_What this task involves:_ Can you rewrite the lines from the start of the items through the line containing "stats-cell-max: 0 xyxy=(201,117,207,129)" as a Markdown table with the columns Row and Line, leaving out blank lines?

--- BEGIN Records for this task ---

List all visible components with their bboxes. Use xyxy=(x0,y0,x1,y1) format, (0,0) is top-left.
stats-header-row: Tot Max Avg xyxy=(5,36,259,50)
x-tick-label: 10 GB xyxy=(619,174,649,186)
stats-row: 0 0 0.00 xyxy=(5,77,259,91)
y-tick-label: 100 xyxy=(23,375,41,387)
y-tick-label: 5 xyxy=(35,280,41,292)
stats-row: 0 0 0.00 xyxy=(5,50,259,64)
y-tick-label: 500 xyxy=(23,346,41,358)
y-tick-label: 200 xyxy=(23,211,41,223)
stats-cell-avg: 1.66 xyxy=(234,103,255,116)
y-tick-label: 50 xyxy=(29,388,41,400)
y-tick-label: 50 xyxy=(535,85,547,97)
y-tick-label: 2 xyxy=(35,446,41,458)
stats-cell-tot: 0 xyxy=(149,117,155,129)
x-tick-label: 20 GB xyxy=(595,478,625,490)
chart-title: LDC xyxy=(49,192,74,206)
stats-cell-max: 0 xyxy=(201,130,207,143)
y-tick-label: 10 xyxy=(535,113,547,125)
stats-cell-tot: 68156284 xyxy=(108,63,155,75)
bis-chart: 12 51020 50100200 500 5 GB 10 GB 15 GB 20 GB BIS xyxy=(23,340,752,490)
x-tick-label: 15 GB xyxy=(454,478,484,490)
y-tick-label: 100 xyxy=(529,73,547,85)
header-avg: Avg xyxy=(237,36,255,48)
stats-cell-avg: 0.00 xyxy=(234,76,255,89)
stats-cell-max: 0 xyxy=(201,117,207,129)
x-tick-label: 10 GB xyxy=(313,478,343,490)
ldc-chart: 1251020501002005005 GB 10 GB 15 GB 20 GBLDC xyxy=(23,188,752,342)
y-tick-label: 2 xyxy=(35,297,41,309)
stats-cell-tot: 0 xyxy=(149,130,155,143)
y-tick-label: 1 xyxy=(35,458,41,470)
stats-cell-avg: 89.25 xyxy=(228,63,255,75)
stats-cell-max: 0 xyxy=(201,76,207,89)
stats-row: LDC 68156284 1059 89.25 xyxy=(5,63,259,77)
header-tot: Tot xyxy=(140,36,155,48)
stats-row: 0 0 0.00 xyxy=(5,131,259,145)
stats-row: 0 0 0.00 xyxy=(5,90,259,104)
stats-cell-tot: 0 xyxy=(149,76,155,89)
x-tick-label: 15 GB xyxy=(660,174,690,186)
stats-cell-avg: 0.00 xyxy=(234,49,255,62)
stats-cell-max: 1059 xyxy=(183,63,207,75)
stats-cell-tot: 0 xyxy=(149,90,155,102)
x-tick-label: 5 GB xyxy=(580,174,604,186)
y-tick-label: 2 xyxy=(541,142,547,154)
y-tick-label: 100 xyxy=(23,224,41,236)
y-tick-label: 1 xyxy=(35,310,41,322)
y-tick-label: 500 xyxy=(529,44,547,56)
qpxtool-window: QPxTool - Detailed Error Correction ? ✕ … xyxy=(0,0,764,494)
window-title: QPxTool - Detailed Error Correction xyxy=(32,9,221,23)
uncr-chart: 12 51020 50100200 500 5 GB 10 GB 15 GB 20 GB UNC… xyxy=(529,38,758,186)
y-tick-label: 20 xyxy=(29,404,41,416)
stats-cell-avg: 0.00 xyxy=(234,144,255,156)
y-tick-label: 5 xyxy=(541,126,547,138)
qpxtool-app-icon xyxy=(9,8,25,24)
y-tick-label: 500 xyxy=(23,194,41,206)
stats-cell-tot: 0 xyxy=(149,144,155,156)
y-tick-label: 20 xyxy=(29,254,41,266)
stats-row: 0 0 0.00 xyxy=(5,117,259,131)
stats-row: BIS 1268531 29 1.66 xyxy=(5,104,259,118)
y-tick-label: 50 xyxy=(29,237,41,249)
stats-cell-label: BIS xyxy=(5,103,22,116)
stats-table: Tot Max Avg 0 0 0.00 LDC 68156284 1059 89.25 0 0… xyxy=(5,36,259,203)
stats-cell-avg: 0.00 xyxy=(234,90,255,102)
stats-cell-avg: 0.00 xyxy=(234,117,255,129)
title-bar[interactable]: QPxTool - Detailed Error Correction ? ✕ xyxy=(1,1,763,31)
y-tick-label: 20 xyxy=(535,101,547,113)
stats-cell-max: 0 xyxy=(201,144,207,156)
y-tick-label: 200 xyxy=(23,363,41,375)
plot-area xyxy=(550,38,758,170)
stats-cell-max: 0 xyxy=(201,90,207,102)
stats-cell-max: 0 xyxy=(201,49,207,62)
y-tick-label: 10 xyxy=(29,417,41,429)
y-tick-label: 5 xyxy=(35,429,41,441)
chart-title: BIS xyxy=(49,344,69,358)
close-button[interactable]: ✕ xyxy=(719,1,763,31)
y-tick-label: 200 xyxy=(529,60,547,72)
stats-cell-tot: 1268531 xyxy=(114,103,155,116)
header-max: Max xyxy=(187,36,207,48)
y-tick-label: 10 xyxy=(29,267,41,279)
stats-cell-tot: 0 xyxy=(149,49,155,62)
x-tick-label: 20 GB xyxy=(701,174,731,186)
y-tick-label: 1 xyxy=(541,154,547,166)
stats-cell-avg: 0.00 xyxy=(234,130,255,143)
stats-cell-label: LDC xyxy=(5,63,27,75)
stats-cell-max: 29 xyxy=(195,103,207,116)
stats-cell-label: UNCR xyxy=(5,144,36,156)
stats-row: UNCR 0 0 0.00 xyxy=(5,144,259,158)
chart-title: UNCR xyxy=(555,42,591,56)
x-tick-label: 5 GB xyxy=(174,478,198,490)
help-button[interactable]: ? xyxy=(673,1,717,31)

--- END Records for this task ---

_Result of the task:_
| Row | Line |
|---|---|
| 1 | List all visible components with their bboxes. Use xyxy=(x0,y0,x1,y1) format, (0,0) is top-left. |
| 2 | stats-header-row: Tot Max Avg xyxy=(5,36,259,50) |
| 3 | x-tick-label: 10 GB xyxy=(619,174,649,186) |
| 4 | stats-row: 0 0 0.00 xyxy=(5,77,259,91) |
| 5 | y-tick-label: 100 xyxy=(23,375,41,387) |
| 6 | y-tick-label: 5 xyxy=(35,280,41,292) |
| 7 | stats-row: 0 0 0.00 xyxy=(5,50,259,64) |
| 8 | y-tick-label: 500 xyxy=(23,346,41,358) |
| 9 | y-tick-label: 200 xyxy=(23,211,41,223) |
| 10 | stats-cell-avg: 1.66 xyxy=(234,103,255,116) |
| 11 | y-tick-label: 50 xyxy=(29,388,41,400) |
| 12 | y-tick-label: 50 xyxy=(535,85,547,97) |
| 13 | y-tick-label: 2 xyxy=(35,446,41,458) |
| 14 | stats-cell-tot: 0 xyxy=(149,117,155,129) |
| 15 | x-tick-label: 20 GB xyxy=(595,478,625,490) |
| 16 | chart-title: LDC xyxy=(49,192,74,206) |
| 17 | stats-cell-max: 0 xyxy=(201,130,207,143) |
| 18 | y-tick-label: 10 xyxy=(535,113,547,125) |
| 19 | stats-cell-tot: 68156284 xyxy=(108,63,155,75) |
| 20 | bis-chart: 12 51020 50100200 500 5 GB 10 GB 15 GB 20 GB BIS xyxy=(23,340,752,490) |
| 21 | x-tick-label: 15 GB xyxy=(454,478,484,490) |
| 22 | y-tick-label: 100 xyxy=(529,73,547,85) |
| 23 | header-avg: Avg xyxy=(237,36,255,48) |
| 24 | stats-cell-avg: 0.00 xyxy=(234,76,255,89) |
| 25 | stats-cell-max: 0 xyxy=(201,117,207,129) |